■ Provided passage

Studio album by Fat Joe da Gangsta
- Released: July 27, 1993
- Recorded: 1992–1993
- Genre: Hip hop
- Length: 49:34
- Label: Relativity; Violator;
- Producer: Diamond D; Lord Finesse; the Beatnuts; Showbiz; Chilly Dee;

Fat Joe da Gangsta chronology
|  | Represent (1993) | Jealous One's Envy (1995) |

Singles from Represent
- "Flow Joe" Released: May 20, 1993; "Watch the Sound" Released: 1993; "The Shit Is Real" Released: 1994;

= Represent (Fat Joe album) =

Represent is the debut studio album by American rapper Fat Joe da Gangsta. The album's lead single "Flow Joe" peaked number 82 on the Billboard Hot 100 by late 1993. In mid-1994, he released his second single "Watch the Sound" followed by "The Shit Is Real", featuring a remix by DJ Premier, which would appear on Joe's second album.

■ Source material
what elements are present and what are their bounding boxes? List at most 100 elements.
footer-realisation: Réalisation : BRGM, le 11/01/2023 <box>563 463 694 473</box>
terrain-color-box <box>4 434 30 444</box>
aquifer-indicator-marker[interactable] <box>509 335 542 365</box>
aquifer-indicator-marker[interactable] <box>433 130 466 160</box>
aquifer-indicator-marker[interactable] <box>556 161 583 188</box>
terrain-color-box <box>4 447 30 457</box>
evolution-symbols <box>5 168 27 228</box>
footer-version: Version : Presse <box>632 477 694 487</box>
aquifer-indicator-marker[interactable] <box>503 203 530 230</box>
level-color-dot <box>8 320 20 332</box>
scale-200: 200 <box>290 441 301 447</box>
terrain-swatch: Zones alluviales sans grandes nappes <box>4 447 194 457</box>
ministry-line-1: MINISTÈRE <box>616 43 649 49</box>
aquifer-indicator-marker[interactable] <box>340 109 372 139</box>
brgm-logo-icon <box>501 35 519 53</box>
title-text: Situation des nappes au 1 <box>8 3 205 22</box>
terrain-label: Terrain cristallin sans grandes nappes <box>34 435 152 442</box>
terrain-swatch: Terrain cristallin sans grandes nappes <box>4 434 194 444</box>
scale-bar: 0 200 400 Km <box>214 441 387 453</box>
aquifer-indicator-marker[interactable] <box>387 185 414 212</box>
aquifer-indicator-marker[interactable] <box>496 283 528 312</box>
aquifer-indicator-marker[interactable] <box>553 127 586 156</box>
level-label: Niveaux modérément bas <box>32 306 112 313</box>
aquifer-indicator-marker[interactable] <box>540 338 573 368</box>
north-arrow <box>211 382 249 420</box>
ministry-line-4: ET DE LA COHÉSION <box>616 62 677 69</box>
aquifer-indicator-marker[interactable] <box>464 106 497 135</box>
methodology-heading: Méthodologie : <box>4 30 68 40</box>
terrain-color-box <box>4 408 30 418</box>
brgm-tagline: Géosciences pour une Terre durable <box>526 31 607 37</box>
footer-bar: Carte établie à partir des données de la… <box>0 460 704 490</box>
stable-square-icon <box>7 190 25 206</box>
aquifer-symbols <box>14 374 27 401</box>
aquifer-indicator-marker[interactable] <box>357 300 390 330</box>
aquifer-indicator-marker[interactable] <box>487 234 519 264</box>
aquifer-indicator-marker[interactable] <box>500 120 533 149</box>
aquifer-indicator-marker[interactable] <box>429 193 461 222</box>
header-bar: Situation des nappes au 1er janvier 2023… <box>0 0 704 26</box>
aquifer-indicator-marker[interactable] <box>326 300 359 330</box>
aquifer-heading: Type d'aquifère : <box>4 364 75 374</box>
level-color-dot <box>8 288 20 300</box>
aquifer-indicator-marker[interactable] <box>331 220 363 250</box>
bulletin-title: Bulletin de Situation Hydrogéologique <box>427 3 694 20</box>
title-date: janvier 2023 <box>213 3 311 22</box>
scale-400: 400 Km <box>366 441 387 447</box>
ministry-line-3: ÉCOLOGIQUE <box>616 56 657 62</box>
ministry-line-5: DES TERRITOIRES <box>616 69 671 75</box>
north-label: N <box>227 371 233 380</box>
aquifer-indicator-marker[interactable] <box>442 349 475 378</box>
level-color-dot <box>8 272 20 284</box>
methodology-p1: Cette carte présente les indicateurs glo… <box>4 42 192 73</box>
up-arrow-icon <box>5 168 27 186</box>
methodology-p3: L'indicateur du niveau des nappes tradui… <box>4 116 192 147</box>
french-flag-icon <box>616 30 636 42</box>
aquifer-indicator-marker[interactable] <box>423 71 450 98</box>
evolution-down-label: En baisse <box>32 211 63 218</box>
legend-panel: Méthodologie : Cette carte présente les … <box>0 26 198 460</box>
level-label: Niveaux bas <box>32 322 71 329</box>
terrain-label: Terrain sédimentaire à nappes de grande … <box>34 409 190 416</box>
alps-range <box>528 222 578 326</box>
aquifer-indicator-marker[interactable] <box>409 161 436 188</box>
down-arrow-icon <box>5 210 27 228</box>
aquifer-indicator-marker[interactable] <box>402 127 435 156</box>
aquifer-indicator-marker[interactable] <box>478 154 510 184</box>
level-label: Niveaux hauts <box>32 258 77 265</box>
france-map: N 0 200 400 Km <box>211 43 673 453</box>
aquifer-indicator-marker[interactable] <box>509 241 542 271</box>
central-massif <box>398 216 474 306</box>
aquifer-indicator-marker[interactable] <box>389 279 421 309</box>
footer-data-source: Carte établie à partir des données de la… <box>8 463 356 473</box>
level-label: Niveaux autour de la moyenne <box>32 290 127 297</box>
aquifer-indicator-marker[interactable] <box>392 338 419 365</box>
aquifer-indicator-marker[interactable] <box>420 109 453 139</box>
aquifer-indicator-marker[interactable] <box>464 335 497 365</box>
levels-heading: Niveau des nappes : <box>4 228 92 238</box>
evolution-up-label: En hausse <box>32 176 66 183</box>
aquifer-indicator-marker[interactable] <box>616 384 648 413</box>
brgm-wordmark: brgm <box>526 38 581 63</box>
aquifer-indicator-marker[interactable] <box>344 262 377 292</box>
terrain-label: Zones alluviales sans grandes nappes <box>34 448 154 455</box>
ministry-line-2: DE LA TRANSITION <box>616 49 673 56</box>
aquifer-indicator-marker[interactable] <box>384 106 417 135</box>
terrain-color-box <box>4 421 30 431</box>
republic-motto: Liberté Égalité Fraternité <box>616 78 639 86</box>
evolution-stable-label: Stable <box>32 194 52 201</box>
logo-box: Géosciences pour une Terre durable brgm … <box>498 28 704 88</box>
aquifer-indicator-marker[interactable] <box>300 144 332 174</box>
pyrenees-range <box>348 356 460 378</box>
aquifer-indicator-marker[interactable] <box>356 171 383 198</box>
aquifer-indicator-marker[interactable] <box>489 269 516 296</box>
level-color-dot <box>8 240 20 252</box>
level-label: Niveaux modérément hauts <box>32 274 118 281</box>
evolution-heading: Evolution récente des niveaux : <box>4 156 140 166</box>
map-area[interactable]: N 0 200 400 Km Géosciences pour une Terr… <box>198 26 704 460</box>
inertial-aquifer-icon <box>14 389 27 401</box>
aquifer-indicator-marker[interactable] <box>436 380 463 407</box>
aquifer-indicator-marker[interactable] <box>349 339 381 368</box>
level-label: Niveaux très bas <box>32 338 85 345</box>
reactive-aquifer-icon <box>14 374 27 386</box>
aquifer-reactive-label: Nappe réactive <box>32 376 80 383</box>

■ Written problem 1
Rewrite everything in the album article from "Singles from Represent" down to "Joe's second album.", replacing "lead single" with "first single".
■ Written problem 2
Copy the entries verbatim, everything from their very first line down to the line containing "terrain-swatch: Zones alluviales".

■ Exercise output 1
Singles from Represent
- "Flow Joe" Released: May 20, 1993; "Watch the Sound" Released: 1993; "The Shit Is Real" Released: 1994;

= Represent (Fat Joe album) =

Represent is the debut studio album by American rapper Fat Joe da Gangsta. The album's first single "Flow Joe" peaked number 82 on the Billboard Hot 100 by late 1993. In mid-1994, he released his second single "Watch the Sound" followed by "The Shit Is Real", featuring a remix by DJ Premier, which would appear on Joe's second album.

■ Exercise output 2
what elements are present and what are their bounding boxes? List at most 100 elements.
footer-realisation: Réalisation : BRGM, le 11/01/2023 <box>563 463 694 473</box>
terrain-color-box <box>4 434 30 444</box>
aquifer-indicator-marker[interactable] <box>509 335 542 365</box>
aquifer-indicator-marker[interactable] <box>433 130 466 160</box>
aquifer-indicator-marker[interactable] <box>556 161 583 188</box>
terrain-color-box <box>4 447 30 457</box>
evolution-symbols <box>5 168 27 228</box>
footer-version: Version : Presse <box>632 477 694 487</box>
aquifer-indicator-marker[interactable] <box>503 203 530 230</box>
level-color-dot <box>8 320 20 332</box>
scale-200: 200 <box>290 441 301 447</box>
terrain-swatch: Zones alluviales sans grandes nappes <box>4 447 194 457</box>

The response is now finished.